**** Data records ****

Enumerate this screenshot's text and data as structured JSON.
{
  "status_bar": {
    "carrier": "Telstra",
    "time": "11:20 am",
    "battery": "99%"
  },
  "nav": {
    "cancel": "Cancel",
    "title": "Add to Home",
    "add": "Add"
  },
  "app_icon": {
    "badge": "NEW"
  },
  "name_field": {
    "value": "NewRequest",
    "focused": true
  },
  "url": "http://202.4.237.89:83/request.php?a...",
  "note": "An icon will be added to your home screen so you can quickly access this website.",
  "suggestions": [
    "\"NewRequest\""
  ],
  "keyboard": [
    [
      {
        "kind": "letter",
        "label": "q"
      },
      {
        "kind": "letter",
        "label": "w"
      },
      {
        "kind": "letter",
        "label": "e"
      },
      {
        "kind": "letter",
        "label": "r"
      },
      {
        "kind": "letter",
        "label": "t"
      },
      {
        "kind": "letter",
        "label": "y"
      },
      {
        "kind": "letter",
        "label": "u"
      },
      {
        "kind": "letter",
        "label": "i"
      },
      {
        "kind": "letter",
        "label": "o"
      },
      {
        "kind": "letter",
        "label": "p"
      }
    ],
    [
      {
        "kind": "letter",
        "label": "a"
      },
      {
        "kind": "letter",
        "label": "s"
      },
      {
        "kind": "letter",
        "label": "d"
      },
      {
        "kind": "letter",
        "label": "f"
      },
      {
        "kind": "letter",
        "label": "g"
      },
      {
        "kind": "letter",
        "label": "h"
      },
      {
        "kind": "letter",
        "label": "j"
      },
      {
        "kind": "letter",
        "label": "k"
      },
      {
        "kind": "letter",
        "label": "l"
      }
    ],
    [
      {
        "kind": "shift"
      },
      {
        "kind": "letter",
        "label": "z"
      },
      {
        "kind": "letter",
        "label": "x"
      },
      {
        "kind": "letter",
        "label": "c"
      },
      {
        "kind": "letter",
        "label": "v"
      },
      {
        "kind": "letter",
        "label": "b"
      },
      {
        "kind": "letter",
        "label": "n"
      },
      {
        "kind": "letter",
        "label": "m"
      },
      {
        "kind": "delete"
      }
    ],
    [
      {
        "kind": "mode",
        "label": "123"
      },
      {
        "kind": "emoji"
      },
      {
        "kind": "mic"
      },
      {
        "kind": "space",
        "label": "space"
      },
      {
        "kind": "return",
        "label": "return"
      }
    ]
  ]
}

****

-- What this task involves --
Copy out the whole listing exactly; please set it all down.

-- Result for this task --
Enumerate this screenshot's text and data as structured JSON.
{
  "status_bar": {
    "carrier": "Telstra",
    "time": "11:20 am",
    "battery": "99%"
  },
  "nav": {
    "cancel": "Cancel",
    "title": "Add to Home",
    "add": "Add"
  },
  "app_icon": {
    "badge": "NEW"
  },
  "name_field": {
    "value": "NewRequest",
    "focused": true
  },
  "url": "http://202.4.237.89:83/request.php?a...",
  "note": "An icon will be added to your home screen so you can quickly access this website.",
  "suggestions": [
    "\"NewRequest\""
  ],
  "keyboard": [
    [
      {
        "kind": "letter",
        "label": "q"
      },
      {
        "kind": "letter",
        "label": "w"
      },
      {
        "kind": "letter",
        "label": "e"
      },
      {
        "kind": "letter",
        "label": "r"
      },
      {
        "kind": "letter",
        "label": "t"
      },
      {
        "kind": "letter",
        "label": "y"
      },
      {
        "kind": "letter",
        "label": "u"
      },
      {
        "kind": "letter",
        "label": "i"
      },
      {
        "kind": "letter",
        "label": "o"
      },
      {
        "kind": "letter",
        "label": "p"
      }
    ],
    [
      {
        "kind": "letter",
        "label": "a"
      },
      {
        "kind": "letter",
        "label": "s"
      },
      {
        "kind": "letter",
        "label": "d"
      },
      {
        "kind": "letter",
        "label": "f"
      },
      {
        "kind": "letter",
        "label": "g"
      },
      {
        "kind": "letter",
        "label": "h"
      },
      {
        "kind": "letter",
        "label": "j"
      },
      {
        "kind": "letter",
        "label": "k"
      },
      {
        "kind": "letter",
        "label": "l"
      }
    ],
    [
      {
        "kind": "shift"
      },
      {
        "kind": "letter",
        "label": "z"
      },
      {
        "kind": "letter",
        "label": "x"
      },
      {
        "kind": "letter",
        "label": "c"
      },
      {
        "kind": "letter",
        "label": "v"
      },
      {
        "kind": "letter",
        "label": "b"
      },
      {
        "kind": "letter",
        "label": "n"
      },
      {
        "kind": "letter",
        "label": "m"
      },
      {
        "kind": "delete"
      }
    ],
    [
      {
        "kind": "mode",
        "label": "123"
      },
      {
        "kind": "emoji"
      },
      {
        "kind": "mic"
      },
      {
        "kind": "space",
        "label": "space"
      },
      {
        "kind": "return",
        "label": "return"
      }
    ]
  ]
}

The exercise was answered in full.